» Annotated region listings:

^^^^

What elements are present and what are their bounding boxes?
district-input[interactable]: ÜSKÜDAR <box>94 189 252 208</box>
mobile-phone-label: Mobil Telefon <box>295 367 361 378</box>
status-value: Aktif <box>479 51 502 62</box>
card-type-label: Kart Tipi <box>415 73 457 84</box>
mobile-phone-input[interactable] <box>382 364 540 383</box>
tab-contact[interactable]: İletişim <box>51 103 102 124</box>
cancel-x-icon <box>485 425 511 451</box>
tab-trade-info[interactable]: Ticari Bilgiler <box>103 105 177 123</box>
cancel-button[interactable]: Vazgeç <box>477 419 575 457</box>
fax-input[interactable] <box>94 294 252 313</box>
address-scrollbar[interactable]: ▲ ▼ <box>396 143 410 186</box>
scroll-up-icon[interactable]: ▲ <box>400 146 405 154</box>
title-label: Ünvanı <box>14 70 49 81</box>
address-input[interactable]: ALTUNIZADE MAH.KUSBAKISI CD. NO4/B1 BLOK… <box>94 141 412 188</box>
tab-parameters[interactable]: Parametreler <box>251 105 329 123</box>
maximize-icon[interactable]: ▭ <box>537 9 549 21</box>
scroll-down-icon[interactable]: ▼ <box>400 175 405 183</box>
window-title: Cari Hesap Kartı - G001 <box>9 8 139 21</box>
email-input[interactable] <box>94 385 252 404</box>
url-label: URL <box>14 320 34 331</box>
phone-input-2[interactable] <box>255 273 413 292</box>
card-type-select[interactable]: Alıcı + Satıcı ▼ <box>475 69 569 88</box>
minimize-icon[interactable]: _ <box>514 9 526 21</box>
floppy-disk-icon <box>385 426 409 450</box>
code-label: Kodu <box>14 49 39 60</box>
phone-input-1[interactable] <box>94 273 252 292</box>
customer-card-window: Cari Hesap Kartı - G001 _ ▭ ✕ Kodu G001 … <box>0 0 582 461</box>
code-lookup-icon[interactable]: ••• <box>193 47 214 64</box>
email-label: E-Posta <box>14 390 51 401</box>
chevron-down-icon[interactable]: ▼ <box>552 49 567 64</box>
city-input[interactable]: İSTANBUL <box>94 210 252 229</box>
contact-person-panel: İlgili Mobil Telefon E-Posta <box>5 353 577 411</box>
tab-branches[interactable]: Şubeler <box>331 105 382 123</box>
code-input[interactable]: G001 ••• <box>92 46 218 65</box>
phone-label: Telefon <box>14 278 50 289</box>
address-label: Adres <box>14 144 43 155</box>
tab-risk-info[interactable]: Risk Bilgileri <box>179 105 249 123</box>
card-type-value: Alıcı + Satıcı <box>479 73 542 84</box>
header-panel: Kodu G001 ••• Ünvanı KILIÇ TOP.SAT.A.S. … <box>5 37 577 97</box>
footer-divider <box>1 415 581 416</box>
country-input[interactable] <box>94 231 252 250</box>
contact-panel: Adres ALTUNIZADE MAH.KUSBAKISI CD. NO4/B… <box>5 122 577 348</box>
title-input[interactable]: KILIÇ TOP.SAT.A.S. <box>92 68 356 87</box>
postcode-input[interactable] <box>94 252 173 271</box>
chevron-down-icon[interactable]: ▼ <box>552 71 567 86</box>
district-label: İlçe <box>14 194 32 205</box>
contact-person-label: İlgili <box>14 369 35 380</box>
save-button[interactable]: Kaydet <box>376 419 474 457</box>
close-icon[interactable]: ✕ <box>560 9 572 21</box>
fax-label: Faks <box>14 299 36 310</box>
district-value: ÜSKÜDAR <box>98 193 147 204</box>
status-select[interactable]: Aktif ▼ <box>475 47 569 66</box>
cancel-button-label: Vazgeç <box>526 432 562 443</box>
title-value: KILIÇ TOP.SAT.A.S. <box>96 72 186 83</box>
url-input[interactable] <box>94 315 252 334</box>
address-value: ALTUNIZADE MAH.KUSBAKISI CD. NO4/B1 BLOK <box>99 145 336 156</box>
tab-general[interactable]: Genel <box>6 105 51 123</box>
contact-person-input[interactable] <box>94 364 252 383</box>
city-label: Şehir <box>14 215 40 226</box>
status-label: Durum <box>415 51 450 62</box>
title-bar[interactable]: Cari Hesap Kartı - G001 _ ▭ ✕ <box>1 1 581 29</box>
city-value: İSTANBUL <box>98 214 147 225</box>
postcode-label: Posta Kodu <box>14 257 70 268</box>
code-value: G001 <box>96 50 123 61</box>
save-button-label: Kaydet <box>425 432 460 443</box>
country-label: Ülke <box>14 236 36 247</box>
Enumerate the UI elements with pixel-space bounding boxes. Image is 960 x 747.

^^^^

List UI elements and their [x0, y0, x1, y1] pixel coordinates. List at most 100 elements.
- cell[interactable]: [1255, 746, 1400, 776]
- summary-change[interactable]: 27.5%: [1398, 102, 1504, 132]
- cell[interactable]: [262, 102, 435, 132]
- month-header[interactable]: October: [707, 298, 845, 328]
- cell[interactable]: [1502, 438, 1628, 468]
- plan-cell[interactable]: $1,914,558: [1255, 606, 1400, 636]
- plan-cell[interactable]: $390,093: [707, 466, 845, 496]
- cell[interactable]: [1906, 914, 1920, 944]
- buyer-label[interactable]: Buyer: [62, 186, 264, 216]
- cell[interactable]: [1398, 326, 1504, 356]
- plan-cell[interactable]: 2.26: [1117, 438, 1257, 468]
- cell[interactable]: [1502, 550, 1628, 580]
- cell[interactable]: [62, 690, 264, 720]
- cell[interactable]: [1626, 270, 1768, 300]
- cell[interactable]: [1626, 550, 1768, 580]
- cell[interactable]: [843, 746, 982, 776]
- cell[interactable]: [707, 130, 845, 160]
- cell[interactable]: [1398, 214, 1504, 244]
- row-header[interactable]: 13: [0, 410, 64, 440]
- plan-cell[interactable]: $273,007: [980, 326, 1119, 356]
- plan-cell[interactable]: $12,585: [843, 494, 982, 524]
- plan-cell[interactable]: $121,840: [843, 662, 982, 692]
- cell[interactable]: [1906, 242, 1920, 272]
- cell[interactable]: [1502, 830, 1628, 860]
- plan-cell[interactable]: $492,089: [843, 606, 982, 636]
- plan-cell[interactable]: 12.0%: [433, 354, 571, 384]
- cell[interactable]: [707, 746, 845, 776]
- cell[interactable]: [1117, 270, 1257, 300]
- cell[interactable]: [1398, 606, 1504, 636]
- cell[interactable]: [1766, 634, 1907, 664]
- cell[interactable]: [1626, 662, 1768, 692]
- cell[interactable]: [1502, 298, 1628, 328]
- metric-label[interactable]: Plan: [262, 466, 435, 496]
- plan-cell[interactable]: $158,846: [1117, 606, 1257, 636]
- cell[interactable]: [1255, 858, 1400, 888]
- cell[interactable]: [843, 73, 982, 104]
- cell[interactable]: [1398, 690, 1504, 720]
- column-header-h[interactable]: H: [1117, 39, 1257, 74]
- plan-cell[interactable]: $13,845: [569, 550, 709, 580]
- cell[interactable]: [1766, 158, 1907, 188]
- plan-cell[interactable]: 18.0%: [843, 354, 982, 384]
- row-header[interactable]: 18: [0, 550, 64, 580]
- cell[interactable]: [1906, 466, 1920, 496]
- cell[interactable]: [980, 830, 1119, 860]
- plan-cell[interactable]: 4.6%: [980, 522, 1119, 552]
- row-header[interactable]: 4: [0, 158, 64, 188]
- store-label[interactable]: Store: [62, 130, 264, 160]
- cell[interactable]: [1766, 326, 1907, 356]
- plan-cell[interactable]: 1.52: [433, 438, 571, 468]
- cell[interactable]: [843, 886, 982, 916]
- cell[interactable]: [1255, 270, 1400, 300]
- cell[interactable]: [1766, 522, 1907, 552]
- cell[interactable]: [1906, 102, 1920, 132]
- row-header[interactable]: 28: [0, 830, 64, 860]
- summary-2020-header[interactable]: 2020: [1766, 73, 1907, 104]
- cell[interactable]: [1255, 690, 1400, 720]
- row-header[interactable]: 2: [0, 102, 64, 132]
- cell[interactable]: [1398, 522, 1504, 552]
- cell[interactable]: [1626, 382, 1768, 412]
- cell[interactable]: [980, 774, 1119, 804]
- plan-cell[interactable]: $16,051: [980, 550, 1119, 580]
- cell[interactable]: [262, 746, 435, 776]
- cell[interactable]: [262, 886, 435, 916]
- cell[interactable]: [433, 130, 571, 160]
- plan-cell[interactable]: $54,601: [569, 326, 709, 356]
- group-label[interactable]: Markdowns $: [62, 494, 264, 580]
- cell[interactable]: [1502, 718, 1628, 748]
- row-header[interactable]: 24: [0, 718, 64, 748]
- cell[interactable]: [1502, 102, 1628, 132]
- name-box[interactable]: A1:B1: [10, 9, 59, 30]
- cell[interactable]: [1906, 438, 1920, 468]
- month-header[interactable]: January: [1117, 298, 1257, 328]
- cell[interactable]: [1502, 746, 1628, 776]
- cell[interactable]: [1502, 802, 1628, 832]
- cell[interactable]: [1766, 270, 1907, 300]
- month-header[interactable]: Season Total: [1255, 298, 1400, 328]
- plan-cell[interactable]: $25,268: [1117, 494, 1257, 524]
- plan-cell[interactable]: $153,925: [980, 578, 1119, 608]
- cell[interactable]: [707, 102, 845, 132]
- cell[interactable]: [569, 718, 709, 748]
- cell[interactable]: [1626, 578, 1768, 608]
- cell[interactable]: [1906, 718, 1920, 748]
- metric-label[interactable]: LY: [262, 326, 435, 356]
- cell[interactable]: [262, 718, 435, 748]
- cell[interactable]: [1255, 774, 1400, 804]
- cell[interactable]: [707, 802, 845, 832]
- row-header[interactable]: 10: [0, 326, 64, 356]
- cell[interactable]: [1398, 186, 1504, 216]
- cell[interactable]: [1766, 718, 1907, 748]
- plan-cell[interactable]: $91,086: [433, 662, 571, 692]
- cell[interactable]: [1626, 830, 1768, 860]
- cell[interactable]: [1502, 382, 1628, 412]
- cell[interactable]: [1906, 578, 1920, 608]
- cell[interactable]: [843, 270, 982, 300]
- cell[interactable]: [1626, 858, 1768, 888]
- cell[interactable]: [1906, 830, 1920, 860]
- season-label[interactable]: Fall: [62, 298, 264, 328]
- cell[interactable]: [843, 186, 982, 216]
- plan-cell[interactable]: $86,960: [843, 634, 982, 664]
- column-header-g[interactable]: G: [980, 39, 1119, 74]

^^^^

» Task instructions:
Return the lines of the listing above from the line with "List UI elements" up to and including the line with "- row-header[interactable]: 13: [0, 410, 64, 440]", copied verbatim.

» Exercise solution:
List UI elements and their [x0, y0, x1, y1] pixel coordinates. List at most 100 elements.
- cell[interactable]: [1255, 746, 1400, 776]
- summary-change[interactable]: 27.5%: [1398, 102, 1504, 132]
- cell[interactable]: [262, 102, 435, 132]
- month-header[interactable]: October: [707, 298, 845, 328]
- cell[interactable]: [1502, 438, 1628, 468]
- plan-cell[interactable]: $1,914,558: [1255, 606, 1400, 636]
- plan-cell[interactable]: $390,093: [707, 466, 845, 496]
- cell[interactable]: [1906, 914, 1920, 944]
- buyer-label[interactable]: Buyer: [62, 186, 264, 216]
- cell[interactable]: [1398, 326, 1504, 356]
- plan-cell[interactable]: 2.26: [1117, 438, 1257, 468]
- cell[interactable]: [1502, 550, 1628, 580]
- cell[interactable]: [62, 690, 264, 720]
- cell[interactable]: [1626, 270, 1768, 300]
- cell[interactable]: [1626, 550, 1768, 580]
- cell[interactable]: [843, 746, 982, 776]
- cell[interactable]: [707, 130, 845, 160]
- cell[interactable]: [1398, 214, 1504, 244]
- row-header[interactable]: 13: [0, 410, 64, 440]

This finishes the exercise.